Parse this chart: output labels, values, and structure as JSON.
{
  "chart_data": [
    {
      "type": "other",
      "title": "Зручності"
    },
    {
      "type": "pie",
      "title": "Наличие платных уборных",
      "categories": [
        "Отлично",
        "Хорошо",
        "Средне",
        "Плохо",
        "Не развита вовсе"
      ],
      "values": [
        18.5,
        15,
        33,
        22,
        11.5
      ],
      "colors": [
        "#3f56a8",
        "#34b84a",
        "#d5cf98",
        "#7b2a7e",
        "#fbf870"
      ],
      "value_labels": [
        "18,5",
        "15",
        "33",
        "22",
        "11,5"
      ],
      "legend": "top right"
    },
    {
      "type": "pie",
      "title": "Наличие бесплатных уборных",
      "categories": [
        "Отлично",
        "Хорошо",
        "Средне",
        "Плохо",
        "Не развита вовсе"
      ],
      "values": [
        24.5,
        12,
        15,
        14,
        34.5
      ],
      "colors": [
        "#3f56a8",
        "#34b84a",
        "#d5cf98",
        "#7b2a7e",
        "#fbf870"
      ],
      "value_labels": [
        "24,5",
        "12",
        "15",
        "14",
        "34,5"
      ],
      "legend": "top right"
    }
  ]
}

═══

● Task description:
Copy every line of the material in which the word "title" occurs.

● Task answer:
      "title": "Зручності"
      "title": "Наличие платных уборных",
      "title": "Наличие бесплатных уборных",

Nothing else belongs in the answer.